» DESCRIPTION OF THE TASK
Each line that contains the string "this" counts once; report how many such lines appear in the data, as a number only.

* Start INPUT DATA *

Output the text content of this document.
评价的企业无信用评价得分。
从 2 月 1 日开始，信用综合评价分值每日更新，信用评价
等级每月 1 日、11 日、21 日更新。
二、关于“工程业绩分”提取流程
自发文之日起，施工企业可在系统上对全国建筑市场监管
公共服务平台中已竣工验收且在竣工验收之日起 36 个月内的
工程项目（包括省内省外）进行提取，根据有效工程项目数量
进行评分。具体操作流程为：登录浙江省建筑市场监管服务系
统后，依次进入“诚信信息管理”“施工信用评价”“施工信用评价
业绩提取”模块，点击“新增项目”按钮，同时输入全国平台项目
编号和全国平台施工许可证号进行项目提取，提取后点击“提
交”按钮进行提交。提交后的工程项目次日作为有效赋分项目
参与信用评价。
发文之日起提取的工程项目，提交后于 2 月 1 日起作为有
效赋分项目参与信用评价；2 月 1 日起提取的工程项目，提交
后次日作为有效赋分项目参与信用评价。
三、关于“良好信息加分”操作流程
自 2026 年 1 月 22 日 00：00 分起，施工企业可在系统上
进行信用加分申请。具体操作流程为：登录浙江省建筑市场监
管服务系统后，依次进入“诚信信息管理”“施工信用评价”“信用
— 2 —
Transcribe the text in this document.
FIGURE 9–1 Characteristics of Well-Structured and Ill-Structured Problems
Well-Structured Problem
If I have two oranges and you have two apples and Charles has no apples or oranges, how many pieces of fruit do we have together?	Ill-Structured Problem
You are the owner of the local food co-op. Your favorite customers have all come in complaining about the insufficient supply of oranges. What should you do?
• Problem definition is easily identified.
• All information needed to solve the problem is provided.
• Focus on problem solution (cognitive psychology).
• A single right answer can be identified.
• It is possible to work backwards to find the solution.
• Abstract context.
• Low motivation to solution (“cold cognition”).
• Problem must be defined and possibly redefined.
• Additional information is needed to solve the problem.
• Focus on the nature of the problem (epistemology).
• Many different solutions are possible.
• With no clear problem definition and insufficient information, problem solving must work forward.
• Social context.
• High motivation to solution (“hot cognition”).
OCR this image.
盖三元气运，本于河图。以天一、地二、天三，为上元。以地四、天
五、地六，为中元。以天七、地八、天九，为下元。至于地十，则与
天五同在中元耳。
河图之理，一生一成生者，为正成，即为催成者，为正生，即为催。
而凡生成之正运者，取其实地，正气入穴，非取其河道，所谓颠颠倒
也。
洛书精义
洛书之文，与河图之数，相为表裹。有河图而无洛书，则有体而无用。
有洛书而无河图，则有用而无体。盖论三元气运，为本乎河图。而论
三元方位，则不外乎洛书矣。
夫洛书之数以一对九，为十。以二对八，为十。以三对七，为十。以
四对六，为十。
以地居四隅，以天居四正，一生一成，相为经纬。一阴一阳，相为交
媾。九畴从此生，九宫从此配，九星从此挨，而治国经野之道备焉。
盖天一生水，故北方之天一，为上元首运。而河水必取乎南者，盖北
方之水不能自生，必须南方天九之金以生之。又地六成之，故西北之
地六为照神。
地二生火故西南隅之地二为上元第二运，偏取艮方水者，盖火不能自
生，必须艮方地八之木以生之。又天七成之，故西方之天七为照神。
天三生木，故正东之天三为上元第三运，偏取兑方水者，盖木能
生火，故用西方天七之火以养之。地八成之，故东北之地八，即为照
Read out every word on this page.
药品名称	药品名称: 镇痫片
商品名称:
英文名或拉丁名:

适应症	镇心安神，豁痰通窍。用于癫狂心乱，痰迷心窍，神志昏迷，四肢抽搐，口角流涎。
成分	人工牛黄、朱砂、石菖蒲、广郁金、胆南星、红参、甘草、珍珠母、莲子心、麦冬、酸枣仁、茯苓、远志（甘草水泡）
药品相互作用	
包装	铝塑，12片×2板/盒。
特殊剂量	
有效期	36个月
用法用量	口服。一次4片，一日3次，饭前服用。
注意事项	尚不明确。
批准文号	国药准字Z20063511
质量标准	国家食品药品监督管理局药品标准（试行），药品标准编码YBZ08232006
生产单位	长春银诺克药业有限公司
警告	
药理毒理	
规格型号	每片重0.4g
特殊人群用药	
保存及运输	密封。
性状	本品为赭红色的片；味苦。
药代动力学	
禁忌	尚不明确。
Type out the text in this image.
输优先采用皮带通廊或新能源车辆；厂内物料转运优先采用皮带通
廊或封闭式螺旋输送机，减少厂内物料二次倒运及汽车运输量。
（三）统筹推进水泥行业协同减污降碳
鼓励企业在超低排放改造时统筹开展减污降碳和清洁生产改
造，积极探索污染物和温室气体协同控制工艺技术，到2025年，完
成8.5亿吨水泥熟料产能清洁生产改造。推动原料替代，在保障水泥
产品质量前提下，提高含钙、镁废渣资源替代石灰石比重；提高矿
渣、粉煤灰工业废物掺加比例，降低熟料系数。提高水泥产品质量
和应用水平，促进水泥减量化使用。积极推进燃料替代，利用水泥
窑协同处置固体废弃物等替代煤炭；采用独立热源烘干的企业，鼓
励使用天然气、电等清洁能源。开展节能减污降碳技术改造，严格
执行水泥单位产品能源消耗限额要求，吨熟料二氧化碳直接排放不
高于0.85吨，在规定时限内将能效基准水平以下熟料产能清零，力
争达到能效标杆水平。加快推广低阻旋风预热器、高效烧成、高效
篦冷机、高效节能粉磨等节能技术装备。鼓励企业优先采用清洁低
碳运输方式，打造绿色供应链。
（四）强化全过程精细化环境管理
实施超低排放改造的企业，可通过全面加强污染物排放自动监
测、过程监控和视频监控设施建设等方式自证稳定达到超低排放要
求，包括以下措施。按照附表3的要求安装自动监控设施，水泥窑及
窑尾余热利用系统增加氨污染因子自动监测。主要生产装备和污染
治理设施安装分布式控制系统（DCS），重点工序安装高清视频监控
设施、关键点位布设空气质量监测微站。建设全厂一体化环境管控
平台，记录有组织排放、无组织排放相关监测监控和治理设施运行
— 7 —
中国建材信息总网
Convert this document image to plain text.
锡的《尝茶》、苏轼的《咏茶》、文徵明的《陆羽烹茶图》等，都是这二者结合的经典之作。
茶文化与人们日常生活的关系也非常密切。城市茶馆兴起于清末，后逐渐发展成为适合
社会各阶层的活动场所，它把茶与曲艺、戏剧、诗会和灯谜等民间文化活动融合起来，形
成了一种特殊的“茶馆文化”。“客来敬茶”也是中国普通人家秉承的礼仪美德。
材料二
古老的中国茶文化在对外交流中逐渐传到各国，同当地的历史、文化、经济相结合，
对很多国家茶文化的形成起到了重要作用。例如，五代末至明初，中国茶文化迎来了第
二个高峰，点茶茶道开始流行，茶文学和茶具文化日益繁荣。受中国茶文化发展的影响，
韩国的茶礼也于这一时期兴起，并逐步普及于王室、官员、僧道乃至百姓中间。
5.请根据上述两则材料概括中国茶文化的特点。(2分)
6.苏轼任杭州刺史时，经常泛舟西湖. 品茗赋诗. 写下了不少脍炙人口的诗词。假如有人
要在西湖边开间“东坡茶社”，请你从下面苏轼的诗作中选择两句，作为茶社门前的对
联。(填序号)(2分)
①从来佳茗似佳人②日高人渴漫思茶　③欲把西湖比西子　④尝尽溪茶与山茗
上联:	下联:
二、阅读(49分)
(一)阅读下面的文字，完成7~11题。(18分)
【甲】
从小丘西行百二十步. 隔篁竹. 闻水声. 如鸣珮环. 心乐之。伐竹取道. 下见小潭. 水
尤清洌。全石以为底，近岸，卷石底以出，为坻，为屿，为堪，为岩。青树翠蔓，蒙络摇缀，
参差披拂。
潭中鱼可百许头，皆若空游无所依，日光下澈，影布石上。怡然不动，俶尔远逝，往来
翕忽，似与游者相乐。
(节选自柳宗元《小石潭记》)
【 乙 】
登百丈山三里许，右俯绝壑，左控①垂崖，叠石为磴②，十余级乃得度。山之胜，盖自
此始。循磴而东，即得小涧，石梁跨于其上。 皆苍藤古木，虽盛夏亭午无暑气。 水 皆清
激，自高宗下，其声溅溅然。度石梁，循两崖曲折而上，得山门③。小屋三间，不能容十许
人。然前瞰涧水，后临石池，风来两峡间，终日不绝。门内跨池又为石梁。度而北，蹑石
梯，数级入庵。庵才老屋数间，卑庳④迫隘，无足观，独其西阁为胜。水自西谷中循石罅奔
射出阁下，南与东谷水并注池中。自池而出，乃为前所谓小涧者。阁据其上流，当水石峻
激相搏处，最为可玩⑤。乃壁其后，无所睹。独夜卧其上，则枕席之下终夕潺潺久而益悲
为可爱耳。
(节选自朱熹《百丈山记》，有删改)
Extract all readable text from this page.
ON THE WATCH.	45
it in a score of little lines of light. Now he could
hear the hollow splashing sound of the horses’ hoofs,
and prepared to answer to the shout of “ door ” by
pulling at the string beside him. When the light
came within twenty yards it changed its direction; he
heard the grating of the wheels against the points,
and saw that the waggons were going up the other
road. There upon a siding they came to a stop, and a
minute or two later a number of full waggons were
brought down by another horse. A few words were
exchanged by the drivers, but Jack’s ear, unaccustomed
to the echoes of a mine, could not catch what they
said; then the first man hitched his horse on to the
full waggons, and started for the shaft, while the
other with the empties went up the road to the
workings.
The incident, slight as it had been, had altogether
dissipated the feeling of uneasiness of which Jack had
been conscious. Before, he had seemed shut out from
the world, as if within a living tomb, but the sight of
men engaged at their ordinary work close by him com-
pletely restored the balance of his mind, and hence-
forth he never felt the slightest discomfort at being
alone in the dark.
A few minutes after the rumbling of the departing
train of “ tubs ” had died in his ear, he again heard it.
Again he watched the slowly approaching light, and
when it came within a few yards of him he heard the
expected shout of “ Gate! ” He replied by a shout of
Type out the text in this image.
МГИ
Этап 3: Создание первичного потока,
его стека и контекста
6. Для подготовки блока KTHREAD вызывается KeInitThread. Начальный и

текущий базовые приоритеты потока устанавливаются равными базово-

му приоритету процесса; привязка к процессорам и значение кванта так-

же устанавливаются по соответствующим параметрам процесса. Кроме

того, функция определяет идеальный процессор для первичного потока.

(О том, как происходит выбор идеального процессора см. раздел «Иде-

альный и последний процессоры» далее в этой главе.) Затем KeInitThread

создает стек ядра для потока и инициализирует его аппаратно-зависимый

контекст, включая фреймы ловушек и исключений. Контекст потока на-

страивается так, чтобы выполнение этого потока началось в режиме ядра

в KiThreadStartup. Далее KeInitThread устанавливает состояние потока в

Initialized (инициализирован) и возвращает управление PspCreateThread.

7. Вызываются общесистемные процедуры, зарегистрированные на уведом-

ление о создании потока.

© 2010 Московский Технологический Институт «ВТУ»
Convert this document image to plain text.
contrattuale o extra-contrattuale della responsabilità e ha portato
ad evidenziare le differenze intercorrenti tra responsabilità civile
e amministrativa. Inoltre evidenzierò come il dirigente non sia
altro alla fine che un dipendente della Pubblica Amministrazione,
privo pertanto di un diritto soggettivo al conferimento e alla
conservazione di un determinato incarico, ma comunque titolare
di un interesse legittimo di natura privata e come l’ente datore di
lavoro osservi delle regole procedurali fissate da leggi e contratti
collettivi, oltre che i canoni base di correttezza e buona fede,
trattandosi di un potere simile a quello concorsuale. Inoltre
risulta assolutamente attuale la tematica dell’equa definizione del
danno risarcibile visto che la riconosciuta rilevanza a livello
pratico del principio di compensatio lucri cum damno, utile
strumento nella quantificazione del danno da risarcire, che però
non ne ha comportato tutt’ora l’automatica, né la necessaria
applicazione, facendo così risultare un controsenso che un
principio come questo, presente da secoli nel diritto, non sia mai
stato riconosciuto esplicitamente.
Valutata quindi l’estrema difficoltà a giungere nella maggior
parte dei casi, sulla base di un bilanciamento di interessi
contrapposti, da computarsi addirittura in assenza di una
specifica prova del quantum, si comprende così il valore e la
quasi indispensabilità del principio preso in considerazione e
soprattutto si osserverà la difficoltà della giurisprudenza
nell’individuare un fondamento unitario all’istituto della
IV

* End INPUT DATA *

» ANSWER TO THE PROBLEM
9